Information provided:
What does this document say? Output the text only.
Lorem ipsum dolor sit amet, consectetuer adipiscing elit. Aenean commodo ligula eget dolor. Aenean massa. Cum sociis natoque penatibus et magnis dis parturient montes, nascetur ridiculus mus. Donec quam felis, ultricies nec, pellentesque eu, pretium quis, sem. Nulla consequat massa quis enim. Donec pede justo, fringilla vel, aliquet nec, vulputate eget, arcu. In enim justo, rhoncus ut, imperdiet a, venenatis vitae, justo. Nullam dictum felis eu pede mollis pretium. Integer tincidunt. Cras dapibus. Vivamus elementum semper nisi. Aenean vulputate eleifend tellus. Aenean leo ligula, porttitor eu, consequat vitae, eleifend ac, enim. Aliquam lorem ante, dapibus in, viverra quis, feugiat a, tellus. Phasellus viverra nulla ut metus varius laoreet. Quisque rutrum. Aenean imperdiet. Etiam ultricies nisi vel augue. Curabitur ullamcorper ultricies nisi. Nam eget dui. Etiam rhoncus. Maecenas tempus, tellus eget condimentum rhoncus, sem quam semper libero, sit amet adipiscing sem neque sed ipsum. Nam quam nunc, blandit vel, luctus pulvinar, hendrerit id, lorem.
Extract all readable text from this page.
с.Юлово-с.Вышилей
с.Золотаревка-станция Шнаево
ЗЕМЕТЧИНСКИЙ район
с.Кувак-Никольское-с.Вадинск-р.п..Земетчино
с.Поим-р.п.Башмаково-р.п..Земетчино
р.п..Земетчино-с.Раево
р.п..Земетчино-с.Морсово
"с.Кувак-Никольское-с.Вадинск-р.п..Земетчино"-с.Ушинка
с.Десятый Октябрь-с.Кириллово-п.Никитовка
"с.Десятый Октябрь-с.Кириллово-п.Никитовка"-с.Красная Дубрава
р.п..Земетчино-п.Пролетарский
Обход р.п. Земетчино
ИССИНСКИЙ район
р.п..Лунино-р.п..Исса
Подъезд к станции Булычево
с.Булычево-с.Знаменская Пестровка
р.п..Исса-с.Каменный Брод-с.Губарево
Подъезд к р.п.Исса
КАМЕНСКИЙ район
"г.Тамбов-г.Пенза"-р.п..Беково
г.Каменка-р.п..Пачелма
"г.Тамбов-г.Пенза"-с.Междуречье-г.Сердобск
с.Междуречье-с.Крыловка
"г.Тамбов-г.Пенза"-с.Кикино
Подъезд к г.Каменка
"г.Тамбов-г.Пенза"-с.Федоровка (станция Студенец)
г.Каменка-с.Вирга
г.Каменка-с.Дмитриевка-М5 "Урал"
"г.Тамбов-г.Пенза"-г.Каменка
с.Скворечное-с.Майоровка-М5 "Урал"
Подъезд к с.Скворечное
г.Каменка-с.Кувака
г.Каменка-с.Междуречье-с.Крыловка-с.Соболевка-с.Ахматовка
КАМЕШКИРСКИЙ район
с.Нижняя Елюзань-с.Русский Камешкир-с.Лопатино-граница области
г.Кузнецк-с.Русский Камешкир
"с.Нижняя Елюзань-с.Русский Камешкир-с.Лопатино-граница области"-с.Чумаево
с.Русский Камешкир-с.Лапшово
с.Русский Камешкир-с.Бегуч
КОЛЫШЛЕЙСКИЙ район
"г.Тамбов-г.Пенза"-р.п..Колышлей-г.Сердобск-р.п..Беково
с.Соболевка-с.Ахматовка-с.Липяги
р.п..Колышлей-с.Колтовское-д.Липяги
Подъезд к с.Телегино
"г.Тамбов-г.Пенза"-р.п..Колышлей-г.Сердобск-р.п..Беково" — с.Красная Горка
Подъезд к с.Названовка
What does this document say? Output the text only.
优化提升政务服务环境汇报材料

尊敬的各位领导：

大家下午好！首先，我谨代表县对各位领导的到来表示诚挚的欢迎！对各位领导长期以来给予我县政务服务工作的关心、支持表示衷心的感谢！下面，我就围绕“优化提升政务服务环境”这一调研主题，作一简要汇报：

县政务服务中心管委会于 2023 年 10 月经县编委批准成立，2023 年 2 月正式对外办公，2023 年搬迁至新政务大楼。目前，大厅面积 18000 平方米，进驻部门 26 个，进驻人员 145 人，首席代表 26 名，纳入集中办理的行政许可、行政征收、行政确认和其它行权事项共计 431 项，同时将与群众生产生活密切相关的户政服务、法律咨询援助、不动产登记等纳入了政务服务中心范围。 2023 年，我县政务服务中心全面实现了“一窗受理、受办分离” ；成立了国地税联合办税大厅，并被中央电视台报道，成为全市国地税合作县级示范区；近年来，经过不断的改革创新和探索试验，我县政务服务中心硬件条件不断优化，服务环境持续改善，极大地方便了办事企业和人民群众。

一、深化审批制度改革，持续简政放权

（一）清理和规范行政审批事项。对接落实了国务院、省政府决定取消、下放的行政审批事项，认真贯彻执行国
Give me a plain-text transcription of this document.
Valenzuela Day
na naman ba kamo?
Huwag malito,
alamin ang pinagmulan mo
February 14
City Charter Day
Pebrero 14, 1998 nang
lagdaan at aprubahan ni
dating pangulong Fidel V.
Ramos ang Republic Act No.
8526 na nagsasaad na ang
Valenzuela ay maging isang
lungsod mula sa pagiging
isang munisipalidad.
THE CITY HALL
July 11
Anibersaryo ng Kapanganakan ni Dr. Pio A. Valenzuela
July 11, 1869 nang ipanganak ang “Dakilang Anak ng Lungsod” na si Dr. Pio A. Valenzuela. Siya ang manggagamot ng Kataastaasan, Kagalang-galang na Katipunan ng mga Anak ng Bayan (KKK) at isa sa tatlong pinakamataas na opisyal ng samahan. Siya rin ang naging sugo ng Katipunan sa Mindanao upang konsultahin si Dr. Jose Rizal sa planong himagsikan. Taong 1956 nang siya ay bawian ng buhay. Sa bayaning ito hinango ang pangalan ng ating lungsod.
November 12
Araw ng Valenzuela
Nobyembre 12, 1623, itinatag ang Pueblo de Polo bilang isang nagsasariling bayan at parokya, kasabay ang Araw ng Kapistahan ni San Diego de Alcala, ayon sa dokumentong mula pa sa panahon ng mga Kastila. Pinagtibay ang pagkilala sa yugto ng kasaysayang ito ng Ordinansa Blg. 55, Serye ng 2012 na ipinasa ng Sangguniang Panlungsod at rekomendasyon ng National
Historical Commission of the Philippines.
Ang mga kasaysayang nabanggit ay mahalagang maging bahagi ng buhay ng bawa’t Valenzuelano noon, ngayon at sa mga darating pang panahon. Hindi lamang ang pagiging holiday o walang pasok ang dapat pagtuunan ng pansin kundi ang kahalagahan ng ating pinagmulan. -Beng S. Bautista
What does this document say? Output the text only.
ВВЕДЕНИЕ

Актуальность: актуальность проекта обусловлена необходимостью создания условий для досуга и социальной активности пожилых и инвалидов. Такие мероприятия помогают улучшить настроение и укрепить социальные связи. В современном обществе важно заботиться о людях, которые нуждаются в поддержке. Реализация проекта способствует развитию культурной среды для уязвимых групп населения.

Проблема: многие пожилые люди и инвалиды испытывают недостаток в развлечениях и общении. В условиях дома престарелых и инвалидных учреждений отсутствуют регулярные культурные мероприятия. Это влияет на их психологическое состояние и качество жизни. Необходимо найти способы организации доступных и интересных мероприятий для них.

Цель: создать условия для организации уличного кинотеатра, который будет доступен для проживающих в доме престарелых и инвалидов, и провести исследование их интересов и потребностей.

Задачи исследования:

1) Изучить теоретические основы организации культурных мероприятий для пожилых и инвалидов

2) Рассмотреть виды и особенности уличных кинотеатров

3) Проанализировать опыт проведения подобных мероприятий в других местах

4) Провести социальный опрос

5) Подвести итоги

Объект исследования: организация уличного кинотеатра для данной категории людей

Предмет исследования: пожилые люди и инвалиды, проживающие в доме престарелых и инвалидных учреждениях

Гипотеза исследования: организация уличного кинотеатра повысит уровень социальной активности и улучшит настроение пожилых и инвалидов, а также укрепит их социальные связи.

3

What is required:
Go through the material and copy out every line with "Десятый" in it.

Exercise response:
с.Десятый Октябрь-с.Кириллово-п.Никитовка
"с.Десятый Октябрь-с.Кириллово-п.Никитовка"-с.Красная Дубрава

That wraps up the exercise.